***** RECORDS SUPPLIED

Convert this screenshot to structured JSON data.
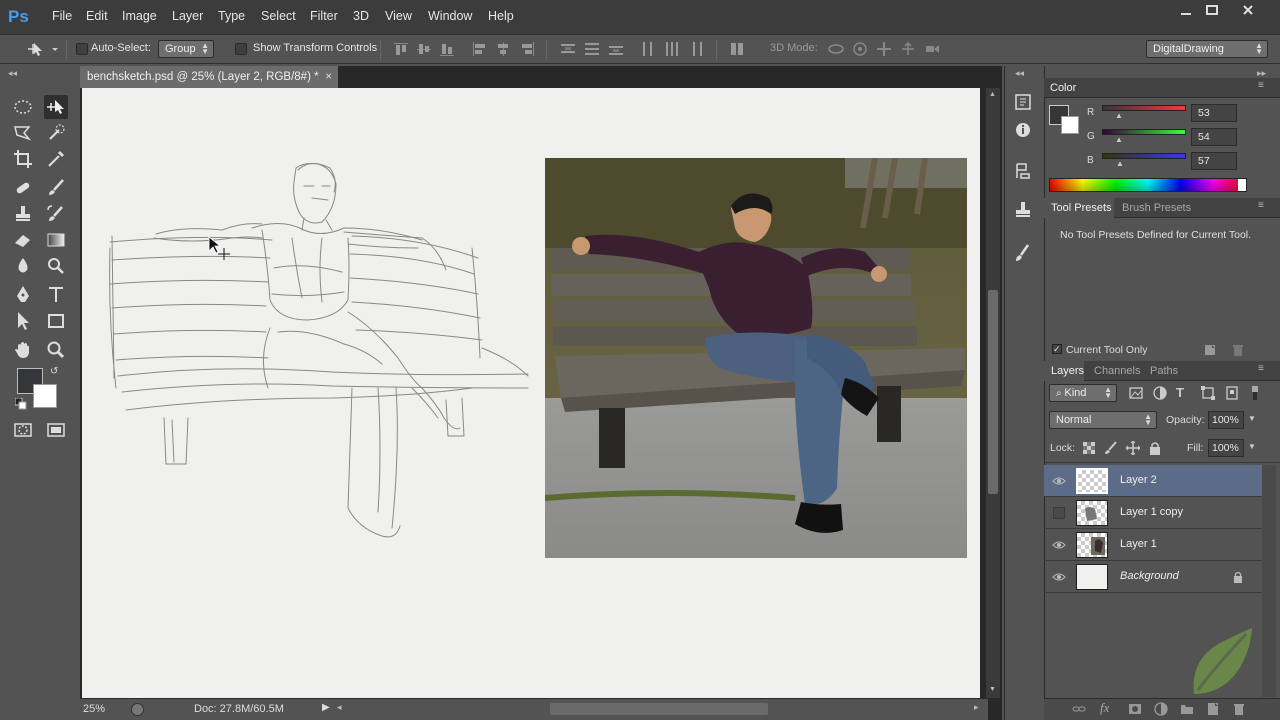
{
  "app": {
    "logo": "Ps"
  },
  "menu": [
    "File",
    "Edit",
    "Image",
    "Layer",
    "Type",
    "Select",
    "Filter",
    "3D",
    "View",
    "Window",
    "Help"
  ],
  "options": {
    "auto_select_label": "Auto-Select:",
    "auto_select_value": "Group",
    "show_transform_label": "Show Transform Controls",
    "mode3d_label": "3D Mode:",
    "workspace": "DigitalDrawing"
  },
  "document": {
    "tab_title": "benchsketch.psd @ 25% (Layer 2, RGB/8#) *",
    "tab_close": "×"
  },
  "status": {
    "zoom": "25%",
    "doc_size": "Doc: 27.8M/60.5M"
  },
  "color_panel": {
    "tab": "Color",
    "r_label": "R",
    "r_value": "53",
    "g_label": "G",
    "g_value": "54",
    "b_label": "B",
    "b_value": "57",
    "foreground_hex": "#353639"
  },
  "presets_panel": {
    "tab_tool_presets": "Tool Presets",
    "tab_brush_presets": "Brush Presets",
    "empty_message": "No Tool Presets Defined for Current Tool.",
    "current_tool_only": "Current Tool Only"
  },
  "layers_panel": {
    "tab_layers": "Layers",
    "tab_channels": "Channels",
    "tab_paths": "Paths",
    "kind_filter": "Kind",
    "blend_mode": "Normal",
    "opacity_label": "Opacity:",
    "opacity_value": "100%",
    "lock_label": "Lock:",
    "fill_label": "Fill:",
    "fill_value": "100%",
    "layers": [
      {
        "name": "Layer 2",
        "visible": true,
        "selected": true
      },
      {
        "name": "Layer 1 copy",
        "visible": false,
        "selected": false
      },
      {
        "name": "Layer 1",
        "visible": true,
        "selected": false
      },
      {
        "name": "Background",
        "visible": true,
        "selected": false,
        "locked": true
      }
    ]
  }
}
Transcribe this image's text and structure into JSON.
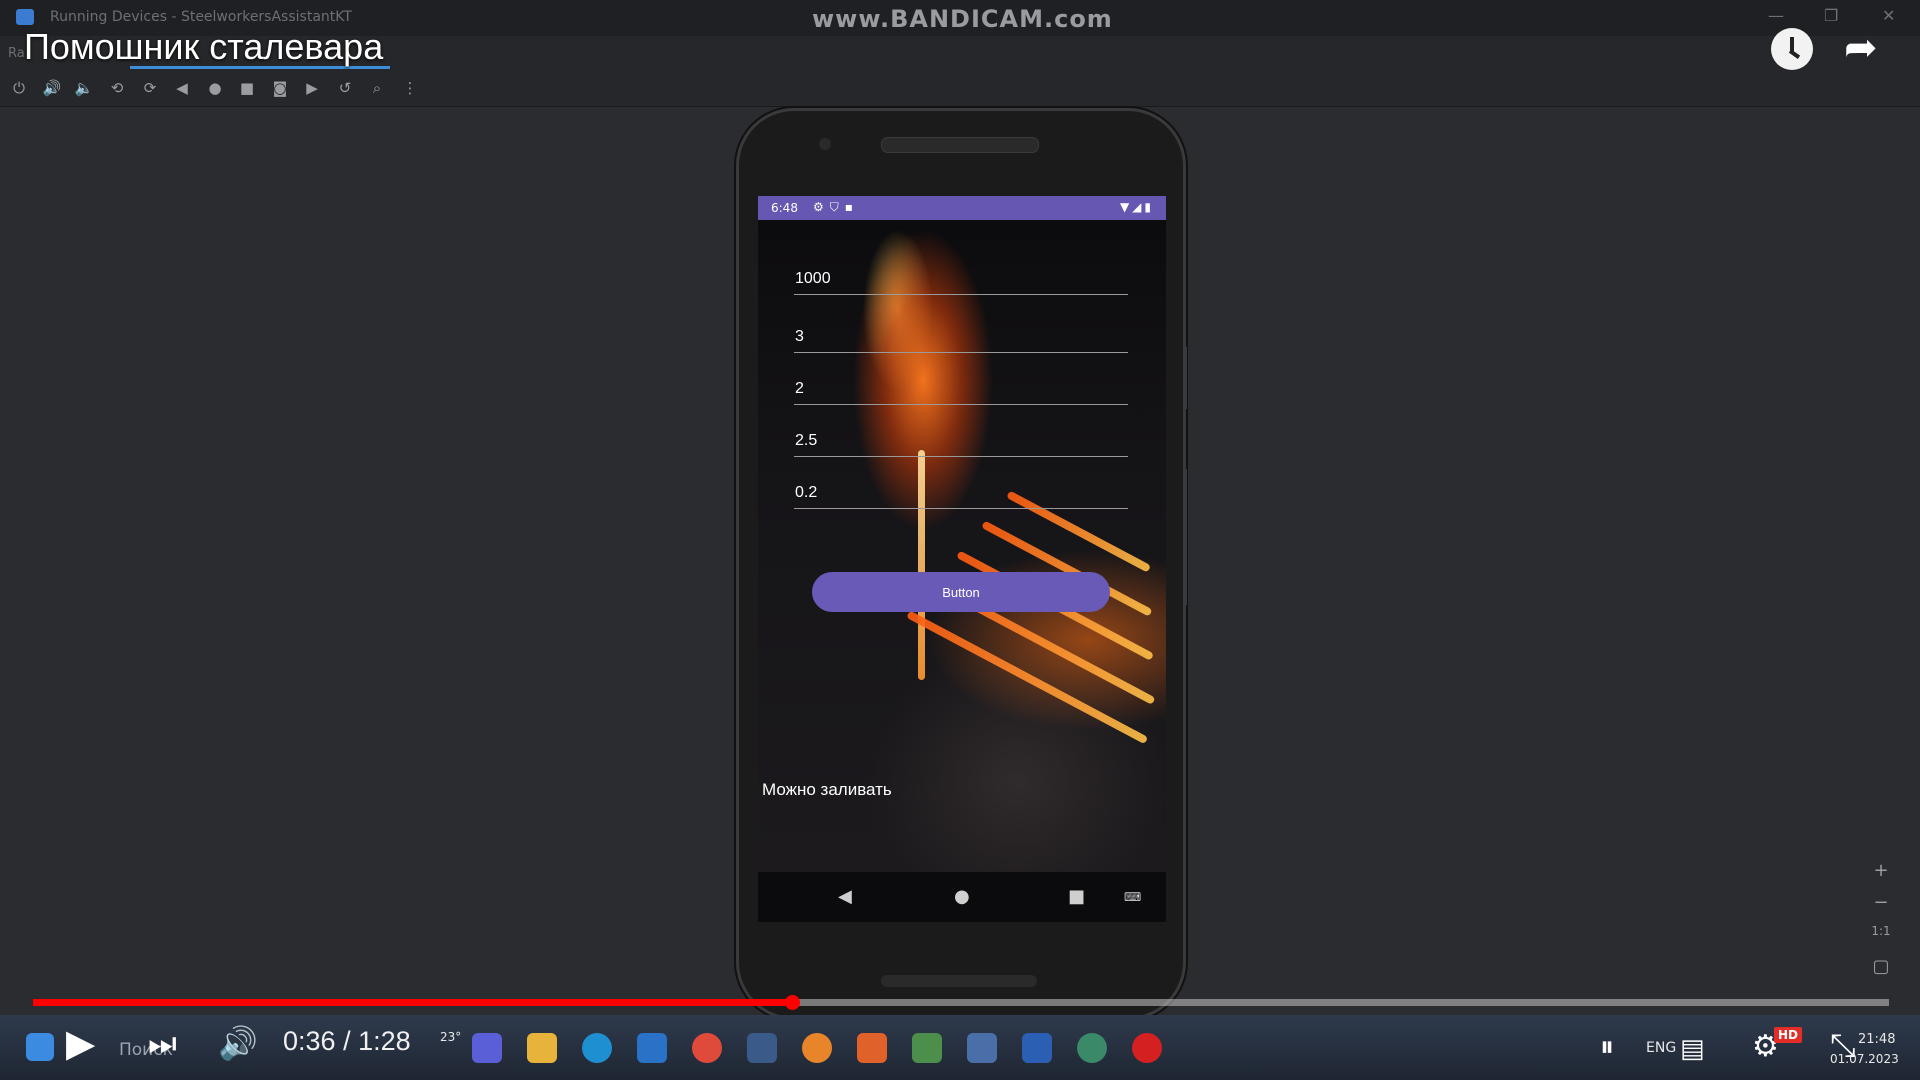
{
  "ide": {
    "window_title": "Running Devices - SteelworkersAssistantKT",
    "tab_label": "Ra",
    "watermark": "www.BANDICAM.com",
    "toolbar_icons": [
      "power-icon",
      "volume-up-icon",
      "volume-down-icon",
      "rotate-left-icon",
      "rotate-right-icon",
      "back-icon",
      "home-icon",
      "overview-icon",
      "screenshot-icon",
      "record-icon",
      "reset-icon",
      "zoom-icon",
      "more-icon"
    ]
  },
  "video": {
    "title": "Помошник сталевара",
    "current_time": "0:36",
    "separator": " / ",
    "duration": "1:28",
    "progress": 0.409
  },
  "phone": {
    "status_time": "6:48",
    "fields": [
      {
        "value": "1000"
      },
      {
        "value": "3"
      },
      {
        "value": "2"
      },
      {
        "value": "2.5"
      },
      {
        "value": "0.2"
      }
    ],
    "button_label": "Button",
    "result_text": "Можно заливать"
  },
  "zoom_tools": {
    "zoom_in": "+",
    "zoom_out": "−",
    "actual_size": "1:1"
  },
  "taskbar": {
    "search_label": "Поиск",
    "weather_temp": "23°",
    "language": "ENG",
    "clock_time": "21:48",
    "clock_date": "01.07.2023",
    "hd_label": "HD"
  },
  "colors": {
    "status_bar": "#6657b3",
    "button": "#6a5ab8",
    "progress": "#ff0000"
  }
}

**********

_WHAT NEEDS TO BE DONE_.
Please list every line of the records that contains "JSON".

_SOLUTION FOR THIS TASK_.
Convert this screenshot to structured JSON data.
Transcribe this image's text and structure into JSON.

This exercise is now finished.